> _DO THIS_
Return every entry exactly.

(Data entries)
------------------------
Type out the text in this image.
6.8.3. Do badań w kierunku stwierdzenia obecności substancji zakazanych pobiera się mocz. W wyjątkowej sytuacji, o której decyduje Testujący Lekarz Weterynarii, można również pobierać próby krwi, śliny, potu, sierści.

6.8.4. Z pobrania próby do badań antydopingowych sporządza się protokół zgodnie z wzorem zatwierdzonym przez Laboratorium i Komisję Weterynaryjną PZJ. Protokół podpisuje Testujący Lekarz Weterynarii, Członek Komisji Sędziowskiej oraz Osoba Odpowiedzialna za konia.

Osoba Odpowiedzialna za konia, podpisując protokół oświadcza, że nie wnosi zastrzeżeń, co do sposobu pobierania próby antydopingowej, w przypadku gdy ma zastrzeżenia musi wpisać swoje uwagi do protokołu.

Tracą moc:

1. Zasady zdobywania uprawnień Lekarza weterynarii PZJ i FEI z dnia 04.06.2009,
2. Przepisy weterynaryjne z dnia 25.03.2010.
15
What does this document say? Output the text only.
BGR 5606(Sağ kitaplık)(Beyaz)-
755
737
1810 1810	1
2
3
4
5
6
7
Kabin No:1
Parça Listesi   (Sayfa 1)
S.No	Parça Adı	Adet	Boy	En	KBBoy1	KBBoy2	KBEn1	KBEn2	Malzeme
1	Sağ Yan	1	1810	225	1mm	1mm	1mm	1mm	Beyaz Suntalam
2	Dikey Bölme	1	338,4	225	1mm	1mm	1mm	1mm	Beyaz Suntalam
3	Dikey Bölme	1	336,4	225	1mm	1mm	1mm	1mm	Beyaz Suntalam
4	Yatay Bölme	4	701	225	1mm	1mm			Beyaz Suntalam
------------------------
> _TASK OUTPUT_
Type out the text in this image.
6.8.3. Do badań w kierunku stwierdzenia obecności substancji zakazanych pobiera się mocz. W wyjątkowej sytuacji, o której decyduje Testujący Lekarz Weterynarii, można również pobierać próby krwi, śliny, potu, sierści.

6.8.4. Z pobrania próby do badań antydopingowych sporządza się protokół zgodnie z wzorem zatwierdzonym przez Laboratorium i Komisję Weterynaryjną PZJ. Protokół podpisuje Testujący Lekarz Weterynarii, Członek Komisji Sędziowskiej oraz Osoba Odpowiedzialna za konia.

Osoba Odpowiedzialna za konia, podpisując protokół oświadcza, że nie wnosi zastrzeżeń, co do sposobu pobierania próby antydopingowej, w przypadku gdy ma zastrzeżenia musi wpisać swoje uwagi do protokołu.

Tracą moc:

1. Zasady zdobywania uprawnień Lekarza weterynarii PZJ i FEI z dnia 04.06.2009,
2. Przepisy weterynaryjne z dnia 25.03.2010.
15
What does this document say? Output the text only.
BGR 5606(Sağ kitaplık)(Beyaz)-
755
737
1810 1810	1
2
3
4
5
6
7
Kabin No:1
Parça Listesi   (Sayfa 1)
S.No	Parça Adı	Adet	Boy	En	KBBoy1	KBBoy2	KBEn1	KBEn2	Malzeme
1	Sağ Yan	1	1810	225	1mm	1mm	1mm	1mm	Beyaz Suntalam
2	Dikey Bölme	1	338,4	225	1mm	1mm	1mm	1mm	Beyaz Suntalam
3	Dikey Bölme	1	336,4	225	1mm	1mm	1mm	1mm	Beyaz Suntalam
4	Yatay Bölme	4	701	225	1mm	1mm			Beyaz Suntalam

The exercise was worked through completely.